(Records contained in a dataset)
***

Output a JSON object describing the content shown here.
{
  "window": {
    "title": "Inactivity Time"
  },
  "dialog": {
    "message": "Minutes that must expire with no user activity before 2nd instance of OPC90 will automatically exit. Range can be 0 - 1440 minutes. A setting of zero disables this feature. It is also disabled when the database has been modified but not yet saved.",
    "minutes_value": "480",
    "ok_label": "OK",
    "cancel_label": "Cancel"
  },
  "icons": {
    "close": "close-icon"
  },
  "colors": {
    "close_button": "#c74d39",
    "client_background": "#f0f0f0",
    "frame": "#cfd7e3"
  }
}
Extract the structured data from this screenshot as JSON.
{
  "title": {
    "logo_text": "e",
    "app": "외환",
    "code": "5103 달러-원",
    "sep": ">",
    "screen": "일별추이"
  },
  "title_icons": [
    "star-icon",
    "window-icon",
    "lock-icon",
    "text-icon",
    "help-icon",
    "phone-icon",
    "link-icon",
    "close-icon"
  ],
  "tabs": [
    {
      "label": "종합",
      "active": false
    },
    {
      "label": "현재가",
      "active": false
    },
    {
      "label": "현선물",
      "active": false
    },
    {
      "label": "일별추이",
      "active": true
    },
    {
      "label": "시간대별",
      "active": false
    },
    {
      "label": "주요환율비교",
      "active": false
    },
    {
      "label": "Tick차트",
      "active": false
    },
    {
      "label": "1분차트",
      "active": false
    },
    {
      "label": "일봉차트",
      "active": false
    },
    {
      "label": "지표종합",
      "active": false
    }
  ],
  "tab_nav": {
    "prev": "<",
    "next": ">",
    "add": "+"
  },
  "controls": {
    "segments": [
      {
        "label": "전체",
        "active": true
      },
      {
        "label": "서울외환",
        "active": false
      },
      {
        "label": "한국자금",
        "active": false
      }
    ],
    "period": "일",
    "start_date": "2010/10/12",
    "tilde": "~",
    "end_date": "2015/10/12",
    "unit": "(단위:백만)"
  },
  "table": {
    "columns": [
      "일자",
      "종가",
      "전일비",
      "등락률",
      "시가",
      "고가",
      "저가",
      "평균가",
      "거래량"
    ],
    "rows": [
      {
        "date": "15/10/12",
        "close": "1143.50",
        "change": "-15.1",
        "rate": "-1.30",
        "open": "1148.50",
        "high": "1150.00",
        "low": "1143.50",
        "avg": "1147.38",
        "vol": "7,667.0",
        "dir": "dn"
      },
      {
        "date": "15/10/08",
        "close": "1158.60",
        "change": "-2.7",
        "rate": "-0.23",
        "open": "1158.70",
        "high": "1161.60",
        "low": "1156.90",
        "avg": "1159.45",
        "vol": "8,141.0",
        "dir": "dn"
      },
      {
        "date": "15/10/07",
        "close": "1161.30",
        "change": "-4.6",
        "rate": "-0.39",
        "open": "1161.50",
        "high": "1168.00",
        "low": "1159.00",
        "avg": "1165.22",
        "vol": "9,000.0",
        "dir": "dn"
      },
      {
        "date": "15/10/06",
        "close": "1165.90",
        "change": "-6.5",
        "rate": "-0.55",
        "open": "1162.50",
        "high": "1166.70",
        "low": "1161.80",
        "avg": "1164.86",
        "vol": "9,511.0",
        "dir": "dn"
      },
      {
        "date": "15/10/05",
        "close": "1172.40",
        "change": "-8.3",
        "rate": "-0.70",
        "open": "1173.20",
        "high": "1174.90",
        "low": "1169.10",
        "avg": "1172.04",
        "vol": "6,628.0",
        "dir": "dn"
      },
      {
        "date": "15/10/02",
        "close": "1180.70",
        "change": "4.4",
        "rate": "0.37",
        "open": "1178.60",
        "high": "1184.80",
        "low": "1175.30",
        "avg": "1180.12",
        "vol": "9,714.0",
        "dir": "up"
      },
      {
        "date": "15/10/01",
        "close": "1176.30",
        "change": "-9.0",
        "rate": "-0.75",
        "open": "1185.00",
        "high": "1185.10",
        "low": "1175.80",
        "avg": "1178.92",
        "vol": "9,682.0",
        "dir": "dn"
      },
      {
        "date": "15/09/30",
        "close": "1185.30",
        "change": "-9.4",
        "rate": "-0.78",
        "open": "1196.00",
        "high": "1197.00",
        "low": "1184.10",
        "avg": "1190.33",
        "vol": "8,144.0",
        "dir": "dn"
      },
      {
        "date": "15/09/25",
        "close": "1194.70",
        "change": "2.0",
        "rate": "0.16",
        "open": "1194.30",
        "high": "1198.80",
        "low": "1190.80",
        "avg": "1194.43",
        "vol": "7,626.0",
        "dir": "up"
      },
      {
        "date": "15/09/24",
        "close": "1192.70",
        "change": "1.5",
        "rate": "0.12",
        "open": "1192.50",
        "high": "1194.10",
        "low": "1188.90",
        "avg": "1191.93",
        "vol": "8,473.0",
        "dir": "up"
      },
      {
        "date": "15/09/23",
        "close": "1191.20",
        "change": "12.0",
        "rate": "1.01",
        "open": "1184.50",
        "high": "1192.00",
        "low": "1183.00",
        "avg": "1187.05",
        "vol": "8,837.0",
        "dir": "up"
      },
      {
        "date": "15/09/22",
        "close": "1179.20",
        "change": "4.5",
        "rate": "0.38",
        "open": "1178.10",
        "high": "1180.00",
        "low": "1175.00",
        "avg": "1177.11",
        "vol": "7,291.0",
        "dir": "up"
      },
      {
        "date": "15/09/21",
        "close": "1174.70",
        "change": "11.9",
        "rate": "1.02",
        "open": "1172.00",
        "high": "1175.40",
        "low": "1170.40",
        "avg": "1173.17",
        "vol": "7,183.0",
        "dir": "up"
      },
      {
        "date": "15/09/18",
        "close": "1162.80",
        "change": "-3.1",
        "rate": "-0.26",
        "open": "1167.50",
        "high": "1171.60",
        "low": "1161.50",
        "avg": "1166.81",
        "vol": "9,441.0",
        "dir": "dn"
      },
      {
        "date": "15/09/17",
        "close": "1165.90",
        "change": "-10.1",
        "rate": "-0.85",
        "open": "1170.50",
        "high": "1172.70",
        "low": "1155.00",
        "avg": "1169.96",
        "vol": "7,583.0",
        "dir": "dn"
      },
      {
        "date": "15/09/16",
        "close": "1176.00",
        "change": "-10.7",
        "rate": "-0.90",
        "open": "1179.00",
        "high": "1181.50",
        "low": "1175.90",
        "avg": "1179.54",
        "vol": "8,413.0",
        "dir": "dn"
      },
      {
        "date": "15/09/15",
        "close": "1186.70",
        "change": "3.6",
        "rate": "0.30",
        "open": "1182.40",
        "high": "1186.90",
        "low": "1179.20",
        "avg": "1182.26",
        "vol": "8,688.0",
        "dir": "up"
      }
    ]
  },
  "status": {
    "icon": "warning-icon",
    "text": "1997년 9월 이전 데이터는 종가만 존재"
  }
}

***

**TASK PROMPT:**
Write out all the records above again, exactly as they stand.

**ANSWER TO THIS PROBLEM:**
Output a JSON object describing the content shown here.
{
  "window": {
    "title": "Inactivity Time"
  },
  "dialog": {
    "message": "Minutes that must expire with no user activity before 2nd instance of OPC90 will automatically exit. Range can be 0 - 1440 minutes. A setting of zero disables this feature. It is also disabled when the database has been modified but not yet saved.",
    "minutes_value": "480",
    "ok_label": "OK",
    "cancel_label": "Cancel"
  },
  "icons": {
    "close": "close-icon"
  },
  "colors": {
    "close_button": "#c74d39",
    "client_background": "#f0f0f0",
    "frame": "#cfd7e3"
  }
}
Extract the structured data from this screenshot as JSON.
{
  "title": {
    "logo_text": "e",
    "app": "외환",
    "code": "5103 달러-원",
    "sep": ">",
    "screen": "일별추이"
  },
  "title_icons": [
    "star-icon",
    "window-icon",
    "lock-icon",
    "text-icon",
    "help-icon",
    "phone-icon",
    "link-icon",
    "close-icon"
  ],
  "tabs": [
    {
      "label": "종합",
      "active": false
    },
    {
      "label": "현재가",
      "active": false
    },
    {
      "label": "현선물",
      "active": false
    },
    {
      "label": "일별추이",
      "active": true
    },
    {
      "label": "시간대별",
      "active": false
    },
    {
      "label": "주요환율비교",
      "active": false
    },
    {
      "label": "Tick차트",
      "active": false
    },
    {
      "label": "1분차트",
      "active": false
    },
    {
      "label": "일봉차트",
      "active": false
    },
    {
      "label": "지표종합",
      "active": false
    }
  ],
  "tab_nav": {
    "prev": "<",
    "next": ">",
    "add": "+"
  },
  "controls": {
    "segments": [
      {
        "label": "전체",
        "active": true
      },
      {
        "label": "서울외환",
        "active": false
      },
      {
        "label": "한국자금",
        "active": false
      }
    ],
    "period": "일",
    "start_date": "2010/10/12",
    "tilde": "~",
    "end_date": "2015/10/12",
    "unit": "(단위:백만)"
  },
  "table": {
    "columns": [
      "일자",
      "종가",
      "전일비",
      "등락률",
      "시가",
      "고가",
      "저가",
      "평균가",
      "거래량"
    ],
    "rows": [
      {
        "date": "15/10/12",
        "close": "1143.50",
        "change": "-15.1",
        "rate": "-1.30",
        "open": "1148.50",
        "high": "1150.00",
        "low": "1143.50",
        "avg": "1147.38",
        "vol": "7,667.0",
        "dir": "dn"
      },
      {
        "date": "15/10/08",
        "close": "1158.60",
        "change": "-2.7",
        "rate": "-0.23",
        "open": "1158.70",
        "high": "1161.60",
        "low": "1156.90",
        "avg": "1159.45",
        "vol": "8,141.0",
        "dir": "dn"
      },
      {
        "date": "15/10/07",
        "close": "1161.30",
        "change": "-4.6",
        "rate": "-0.39",
        "open": "1161.50",
        "high": "1168.00",
        "low": "1159.00",
        "avg": "1165.22",
        "vol": "9,000.0",
        "dir": "dn"
      },
      {
        "date": "15/10/06",
        "close": "1165.90",
        "change": "-6.5",
        "rate": "-0.55",
        "open": "1162.50",
        "high": "1166.70",
        "low": "1161.80",
        "avg": "1164.86",
        "vol": "9,511.0",
        "dir": "dn"
      },
      {
        "date": "15/10/05",
        "close": "1172.40",
        "change": "-8.3",
        "rate": "-0.70",
        "open": "1173.20",
        "high": "1174.90",
        "low": "1169.10",
        "avg": "1172.04",
        "vol": "6,628.0",
        "dir": "dn"
      },
      {
        "date": "15/10/02",
        "close": "1180.70",
        "change": "4.4",
        "rate": "0.37",
        "open": "1178.60",
        "high": "1184.80",
        "low": "1175.30",
        "avg": "1180.12",
        "vol": "9,714.0",
        "dir": "up"
      },
      {
        "date": "15/10/01",
        "close": "1176.30",
        "change": "-9.0",
        "rate": "-0.75",
        "open": "1185.00",
        "high": "1185.10",
        "low": "1175.80",
        "avg": "1178.92",
        "vol": "9,682.0",
        "dir": "dn"
      },
      {
        "date": "15/09/30",
        "close": "1185.30",
        "change": "-9.4",
        "rate": "-0.78",
        "open": "1196.00",
        "high": "1197.00",
        "low": "1184.10",
        "avg": "1190.33",
        "vol": "8,144.0",
        "dir": "dn"
      },
      {
        "date": "15/09/25",
        "close": "1194.70",
        "change": "2.0",
        "rate": "0.16",
        "open": "1194.30",
        "high": "1198.80",
        "low": "1190.80",
        "avg": "1194.43",
        "vol": "7,626.0",
        "dir": "up"
      },
      {
        "date": "15/09/24",
        "close": "1192.70",
        "change": "1.5",
        "rate": "0.12",
        "open": "1192.50",
        "high": "1194.10",
        "low": "1188.90",
        "avg": "1191.93",
        "vol": "8,473.0",
        "dir": "up"
      },
      {
        "date": "15/09/23",
        "close": "1191.20",
        "change": "12.0",
        "rate": "1.01",
        "open": "1184.50",
        "high": "1192.00",
        "low": "1183.00",
        "avg": "1187.05",
        "vol": "8,837.0",
        "dir": "up"
      },
      {
        "date": "15/09/22",
        "close": "1179.20",
        "change": "4.5",
        "rate": "0.38",
        "open": "1178.10",
        "high": "1180.00",
        "low": "1175.00",
        "avg": "1177.11",
        "vol": "7,291.0",
        "dir": "up"
      },
      {
        "date": "15/09/21",
        "close": "1174.70",
        "change": "11.9",
        "rate": "1.02",
        "open": "1172.00",
        "high": "1175.40",
        "low": "1170.40",
        "avg": "1173.17",
        "vol": "7,183.0",
        "dir": "up"
      },
      {
        "date": "15/09/18",
        "close": "1162.80",
        "change": "-3.1",
        "rate": "-0.26",
        "open": "1167.50",
        "high": "1171.60",
        "low": "1161.50",
        "avg": "1166.81",
        "vol": "9,441.0",
        "dir": "dn"
      },
      {
        "date": "15/09/17",
        "close": "1165.90",
        "change": "-10.1",
        "rate": "-0.85",
        "open": "1170.50",
        "high": "1172.70",
        "low": "1155.00",
        "avg": "1169.96",
        "vol": "7,583.0",
        "dir": "dn"
      },
      {
        "date": "15/09/16",
        "close": "1176.00",
        "change": "-10.7",
        "rate": "-0.90",
        "open": "1179.00",
        "high": "1181.50",
        "low": "1175.90",
        "avg": "1179.54",
        "vol": "8,413.0",
        "dir": "dn"
      },
      {
        "date": "15/09/15",
        "close": "1186.70",
        "change": "3.6",
        "rate": "0.30",
        "open": "1182.40",
        "high": "1186.90",
        "low": "1179.20",
        "avg": "1182.26",
        "vol": "8,688.0",
        "dir": "up"
      }
    ]
  },
  "status": {
    "icon": "warning-icon",
    "text": "1997년 9월 이전 데이터는 종가만 존재"
  }
}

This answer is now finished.